Extract to read:
The old nuts are the remnants of more than 100,000 pounds of macadamias that Hawaiian Sunshine crews harvested and then dumped in frustration two years ago when no buyers could be found.

It wasn't a question of price, Ensey said. There was simply no place that would accept the nuts for processing at any price. Since then, he said the farm has left an estimated 1 million pounds of nuts to spoil under 800 acres of macadamia trees because there were no buyers.

Many observers agree Hawai'i's once-promising macadamia nut industry is in a crisis. It is the fourth largest crop in Hawai'i, but prices for fuel, pesticides, fertilizer, equipment and labor are rising, foreign competition looms, and prices for unprocessed nuts are low.

Local nut processing is dominated by an unpredictable oligopoly of Big Island processors that may announce at any time they have no market for and no use for nuts being produced by hundreds of small farmers.

The price of nut-in-shell dropped to below the farmers' cost to harvest the crop in recent years, and the situation got even worse when processors simply stopped buying small and midsize farmers' nuts.

"That hasn't really happened before," said David Rietow, president of the Hawai'i Macadamia Nut Association. The association represents the producers of more than 95 percent of the Hawai'i crop. "The last couple of years have been brutal from the standpoint of not having a place to go at any price."

The U.S. Department of Agriculture estimates Hawai'i's macadamia nut harvest plummeted to 36 million pounds between July 1, 2007, and June 30, a drop of 22 million pounds from the previous season and the lowest harvest since the 1981-82 crop year. Rietow expects it may decline by an additional 10 million pounds this year, meaning production will have been halved in just the past three years.

The value of the state's crop declined from $38.8 million in 2006-07 to about $21 million in 2007-08, according to USDA statistics.

NUMBER OF PROBLEMS

Growers attribute the decline in production largely to farmers such as Hawaiian Sunshine who simply leave their nuts where they fall under the trees because there is no market for them.

However, Matthew Loke, administrator of the state Department of Agriculture's agricultural development division, said poor weather conditions also contributed to the declining production last year, with crop losses estimated at 10.7 million pounds from a combination of factors including nuts that did not mature as they should, a pest called koa seed worm, and losses from mold or rotten nuts.

Required work:
1/ Answer these questions using the article on Hawai'i's macadamia nut industry:
(a) Under how many acres of macadamia trees has the farm left nuts to spoil?
(b) What share of the Hawai'i crop comes from the producers that the Hawai'i Macadamia Nut Association represents?
(c) According to USDA statistics, what was the value of the state's crop in 2006-07?
2/ Reproduce the passage of the macadamia nut article starting with "It wasn't a" and going on through "of small farmers.".
3/ State whether each statement agrees with the article on Hawai'i's macadamia nut industry. Answer yes or no, and quote the words of the article that decide it.
(a) The U.S. Department of Agriculture's estimate of 36 million pounds was the lowest harvest since the 1981-82 crop year.
(b) Hawaiian Sunshine dumped its nuts because buyers offered too low a price.
(c) Macadamias are the third largest crop in Hawai'i.

Raw data:
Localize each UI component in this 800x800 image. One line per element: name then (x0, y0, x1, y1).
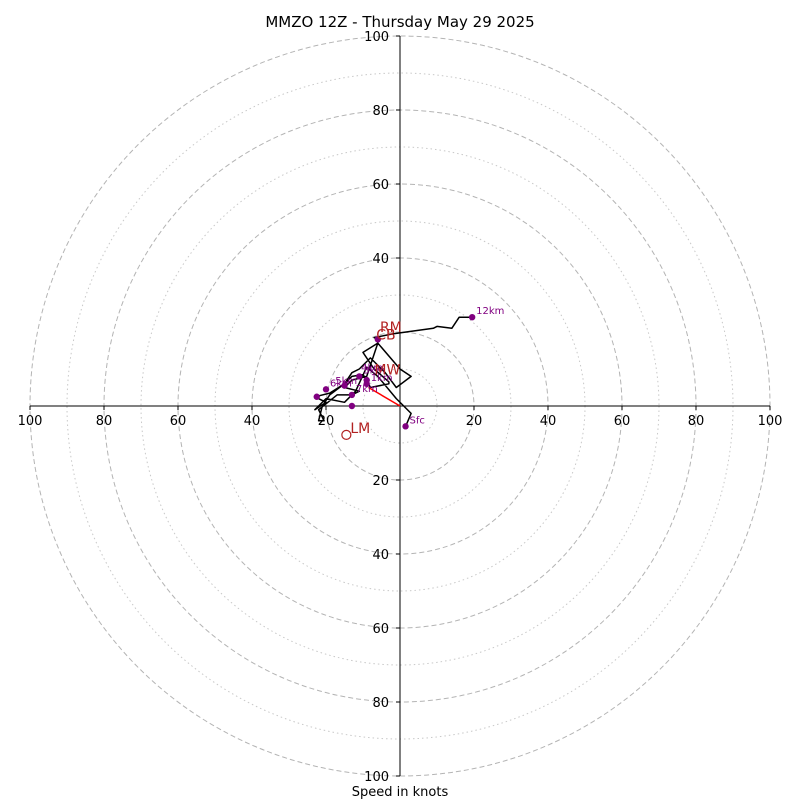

Complete answers:
1/
(a) 800 acres
(b) More than 95 percent
(c) $38.8 million

2/
It wasn't a question of price, Ensey said. There was simply no place that would accept the nuts for processing at any price. Since then, he said the farm has left an estimated 1 million pounds of nuts to spoil under 800 acres of macadamia trees because there were no buyers.

Many observers agree Hawai'i's once-promising macadamia nut industry is in a crisis. It is the fourth largest crop in Hawai'i, but prices for fuel, pesticides, fertilizer, equipment and labor are rising, foreign competition looms, and prices for unprocessed nuts are low.

Local nut processing is dominated by an unpredictable oligopoly of Big Island processors that may announce at any time they have no market for and no use for nuts being produced by hundreds of small farmers.

3/
(a) Yes: "the lowest harvest since the 1981-82 crop year"
(b) No: "It wasn't a question of price"
(c) No: "It is the fourth largest crop in Hawai'i"